» TASK OBJECTIVE
Go through the data below and copy it exactly, skipping every picture.

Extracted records
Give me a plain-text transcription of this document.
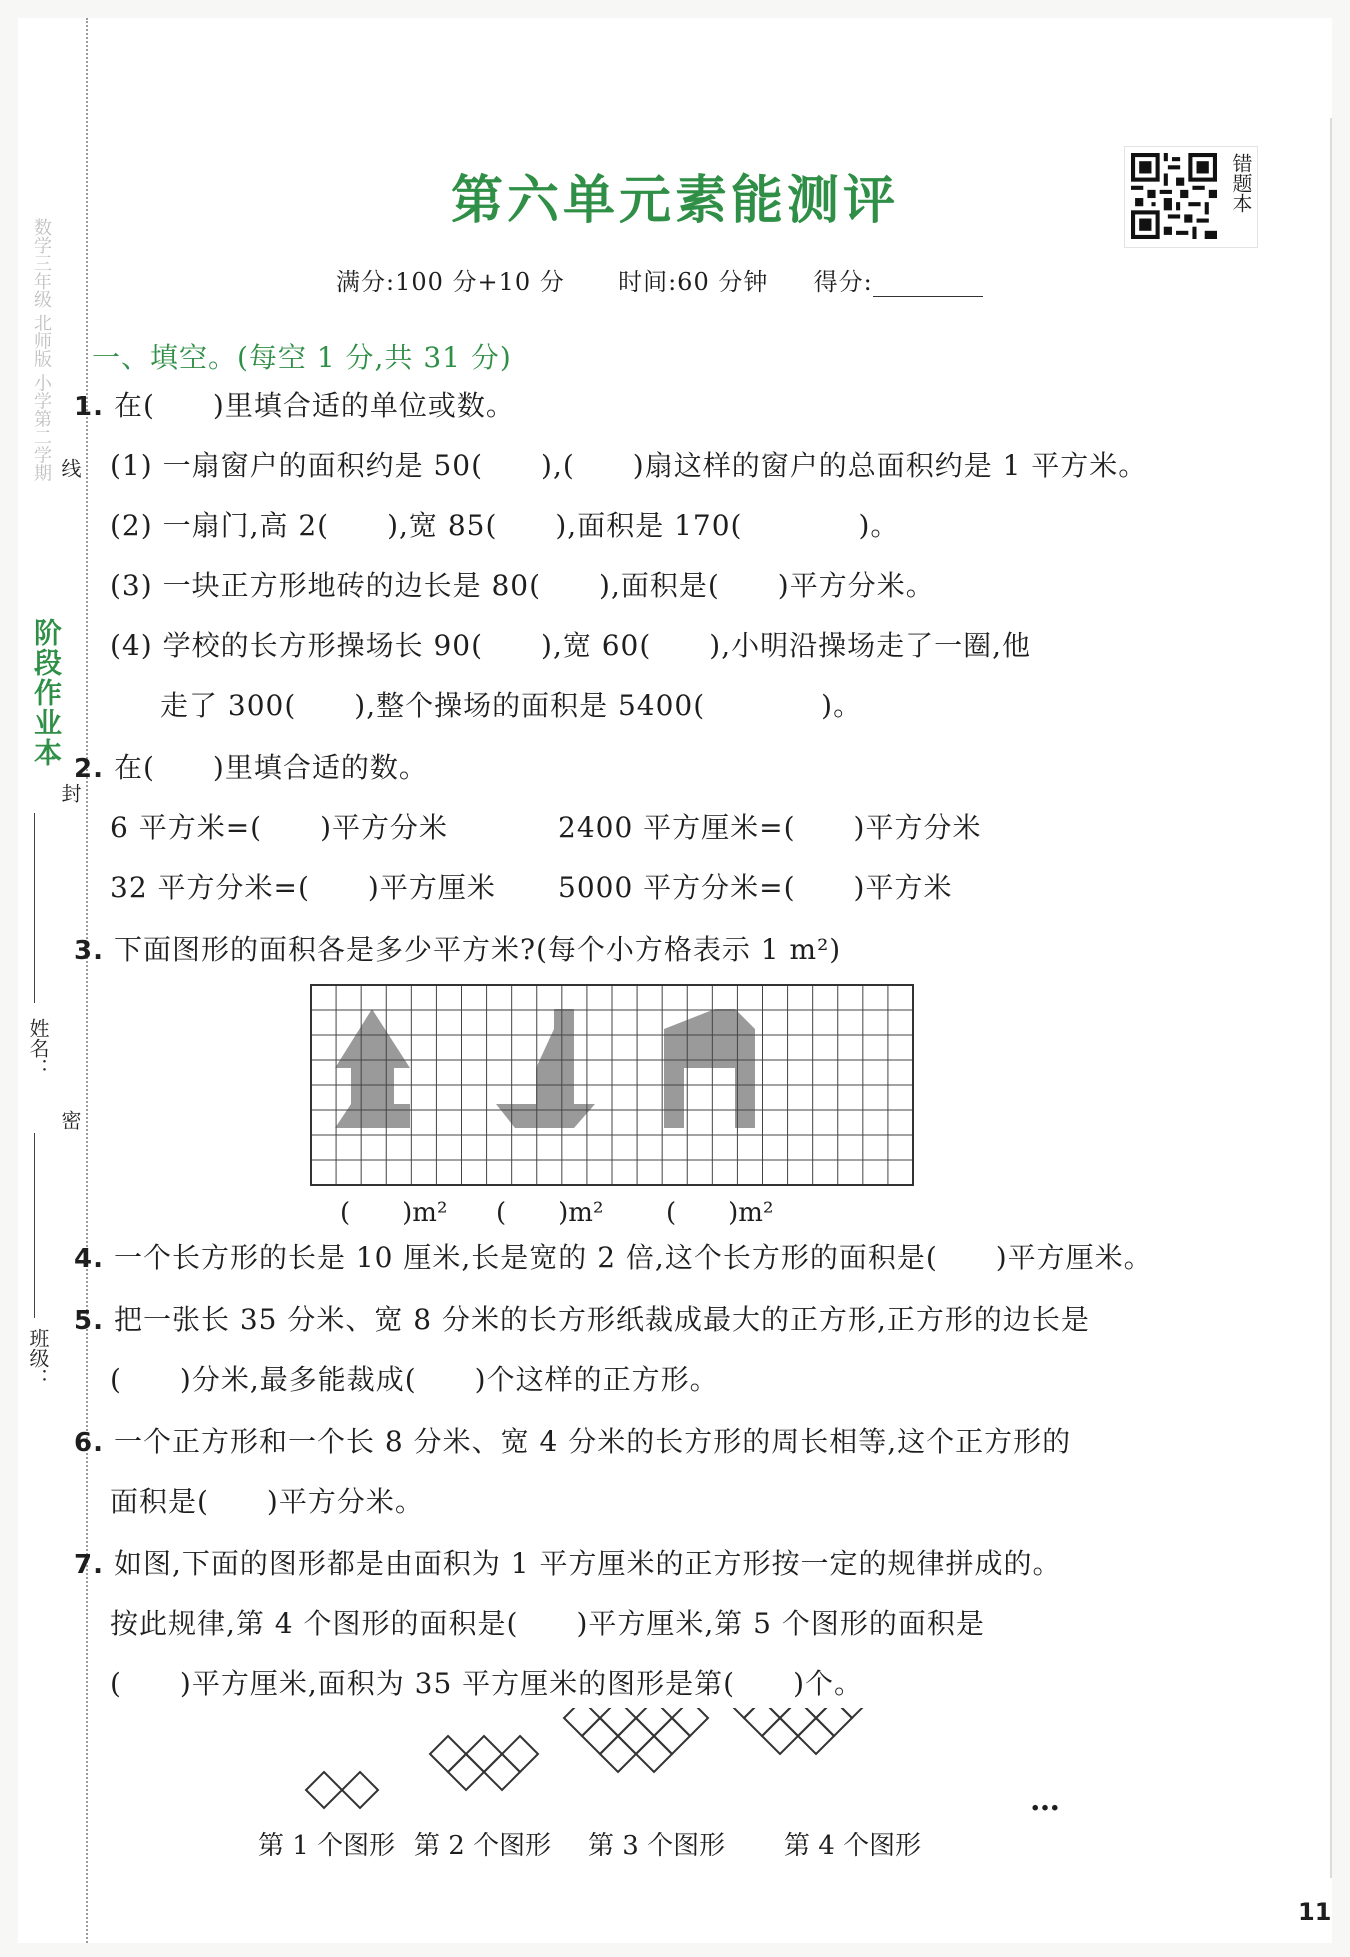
数学三年级 北师版 小学第二学期
阶段作业本
线
封
密
姓名：
班级：
第六单元素能测评	错题本
满分:100 分+10 分 时间:60 分钟 得分:
一、填空。(每空 1 分,共 31 分)
1. 在(　　)里填合适的单位或数。
(1) 一扇窗户的面积约是 50(　　),(　　)扇这样的窗户的总面积约是 1 平方米。
(2) 一扇门,高 2(　　),宽 85(　　),面积是 170(　　　　)。
(3) 一块正方形地砖的边长是 80(　　),面积是(　　)平方分米。
(4) 学校的长方形操场长 90(　　),宽 60(　　),小明沿操场走了一圈,他
走了 300(　　),整个操场的面积是 5400(　　　　)。
2. 在(　　)里填合适的数。
6 平方米=(　　)平方分米	2400 平方厘米=(　　)平方分米
32 平方分米=(　　)平方厘米 5000 平方分米=(　　)平方米
3. 下面图形的面积各是多少平方米?(每个小方格表示 1 m²)
(　　)m² (　　)m² (　　)m²
4. 一个长方形的长是 10 厘米,长是宽的 2 倍,这个长方形的面积是(　　)平方厘米。
5. 把一张长 35 分米、宽 8 分米的长方形纸裁成最大的正方形,正方形的边长是
(　　)分米,最多能裁成(　　)个这样的正方形。
6. 一个正方形和一个长 8 分米、宽 4 分米的长方形的周长相等,这个正方形的
面积是(　　)平方分米。
7. 如图,下面的图形都是由面积为 1 平方厘米的正方形按一定的规律拼成的。
按此规律,第 4 个图形的面积是(　　)平方厘米,第 5 个图形的面积是
(　　)平方厘米,面积为 35 平方厘米的图形是第(　　)个。
第 1 个图形 第 2 个图形 第 3 个图形 第 4 个图形
…
11
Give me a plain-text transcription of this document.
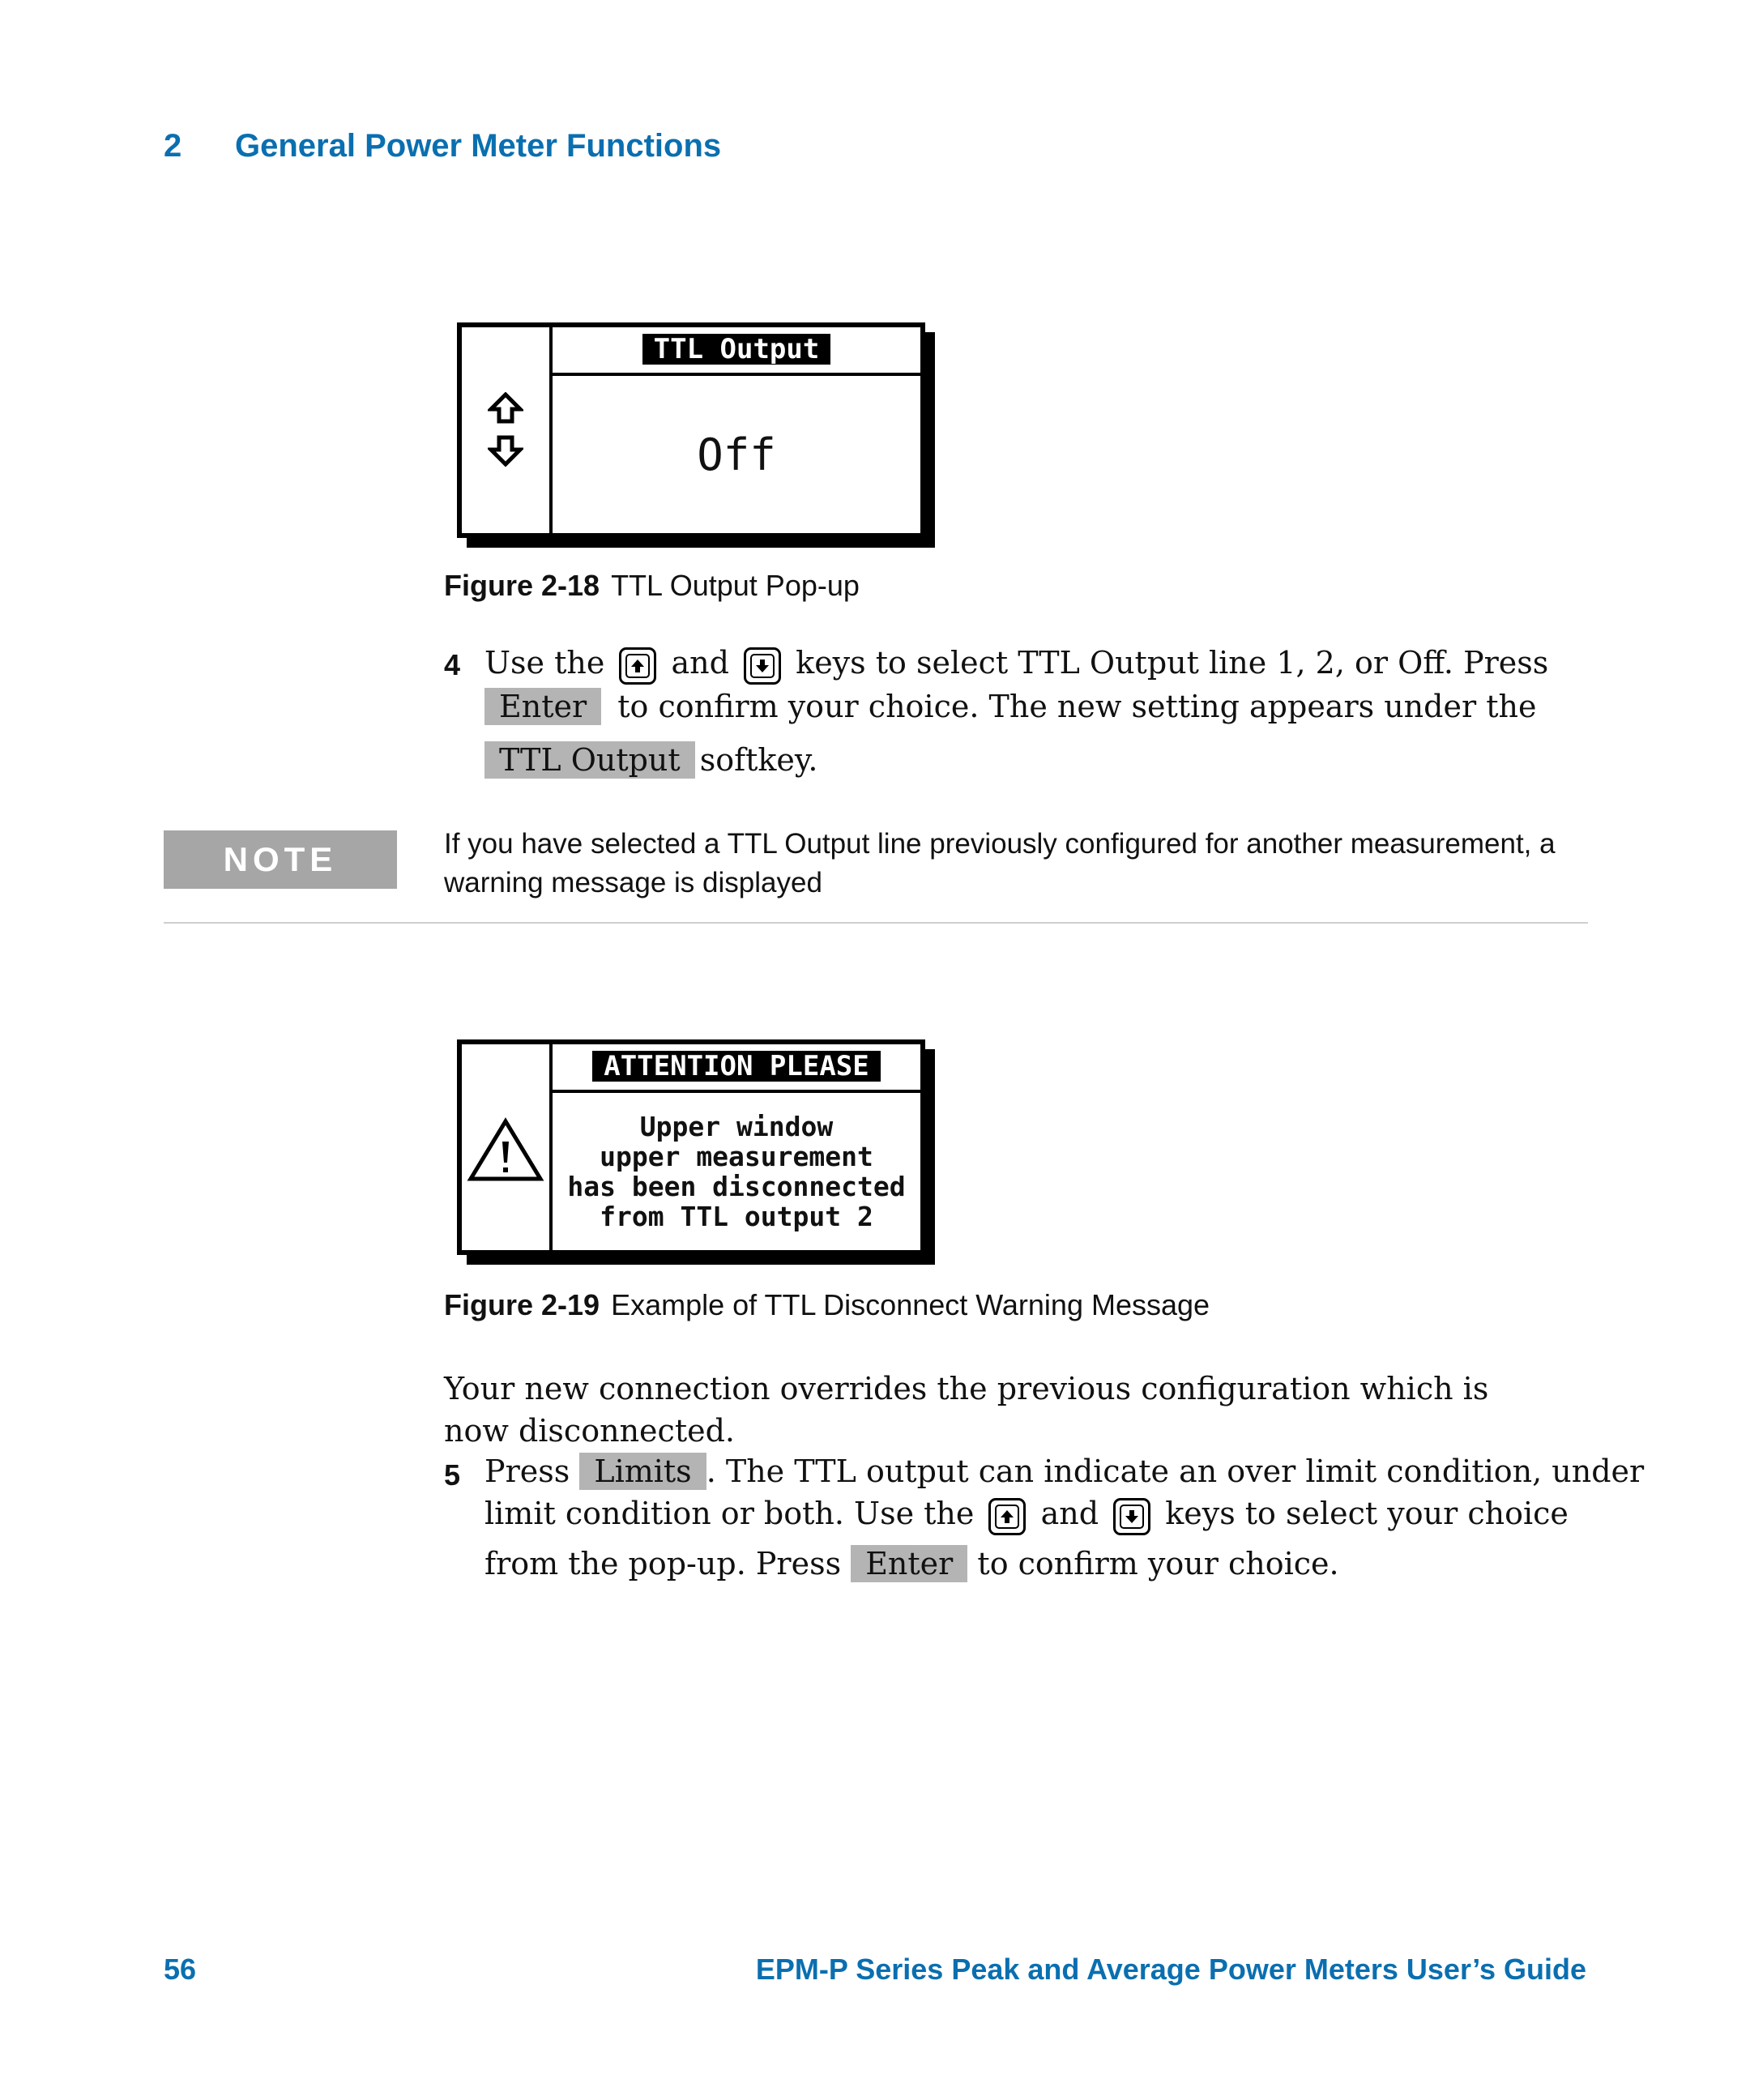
2 General Power Meter Functions
TTL Output
Off
Figure 2-18 TTL Output Pop-up
4 Use the and keys to select TTL Output line 1, 2, or Off. Press
Enter to confirm your choice. The new setting appears under the
TTL Output softkey.
NOTE	If you have selected a TTL Output line previously configured for another measurement, a warning message is displayed
ATTENTION PLEASE
Upper window
upper measurement
has been disconnected
from TTL output 2
Figure 2-19 Example of TTL Disconnect Warning Message
Your new connection overrides the previous configuration which is now disconnected.
5 Press Limits . The TTL output can indicate an over limit condition, under
limit condition or both. Use the and keys to select your choice
from the pop-up. Press Enter to confirm your choice.
56	EPM-P Series Peak and Average Power Meters User’s Guide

» WRITTEN SOLUTION
Give me a plain-text transcription of this document.
数学三年级 北师版 小学第二学期
阶段作业本
线
封
密
姓名：
班级：
第六单元素能测评	错题本
满分:100 分+10 分 时间:60 分钟 得分:
一、填空。(每空 1 分,共 31 分)
1. 在(　　)里填合适的单位或数。
(1) 一扇窗户的面积约是 50(　　),(　　)扇这样的窗户的总面积约是 1 平方米。
(2) 一扇门,高 2(　　),宽 85(　　),面积是 170(　　　　)。
(3) 一块正方形地砖的边长是 80(　　),面积是(　　)平方分米。
(4) 学校的长方形操场长 90(　　),宽 60(　　),小明沿操场走了一圈,他
走了 300(　　),整个操场的面积是 5400(　　　　)。
2. 在(　　)里填合适的数。
6 平方米=(　　)平方分米	2400 平方厘米=(　　)平方分米
32 平方分米=(　　)平方厘米 5000 平方分米=(　　)平方米
3. 下面图形的面积各是多少平方米?(每个小方格表示 1 m²)
(　　)m² (　　)m² (　　)m²
4. 一个长方形的长是 10 厘米,长是宽的 2 倍,这个长方形的面积是(　　)平方厘米。
5. 把一张长 35 分米、宽 8 分米的长方形纸裁成最大的正方形,正方形的边长是
(　　)分米,最多能裁成(　　)个这样的正方形。
6. 一个正方形和一个长 8 分米、宽 4 分米的长方形的周长相等,这个正方形的
面积是(　　)平方分米。
7. 如图,下面的图形都是由面积为 1 平方厘米的正方形按一定的规律拼成的。
按此规律,第 4 个图形的面积是(　　)平方厘米,第 5 个图形的面积是
(　　)平方厘米,面积为 35 平方厘米的图形是第(　　)个。
第 1 个图形 第 2 个图形 第 3 个图形 第 4 个图形
…
11
Give me a plain-text transcription of this document.
2 General Power Meter Functions
TTL Output
Off
Figure 2-18 TTL Output Pop-up
4 Use the and keys to select TTL Output line 1, 2, or Off. Press
Enter to confirm your choice. The new setting appears under the
TTL Output softkey.
NOTE	If you have selected a TTL Output line previously configured for another measurement, a warning message is displayed
ATTENTION PLEASE
Upper window
upper measurement
has been disconnected
from TTL output 2
Figure 2-19 Example of TTL Disconnect Warning Message
Your new connection overrides the previous configuration which is now disconnected.
5 Press Limits . The TTL output can indicate an over limit condition, under
limit condition or both. Use the and keys to select your choice
from the pop-up. Press Enter to confirm your choice.
56	EPM-P Series Peak and Average Power Meters User’s Guide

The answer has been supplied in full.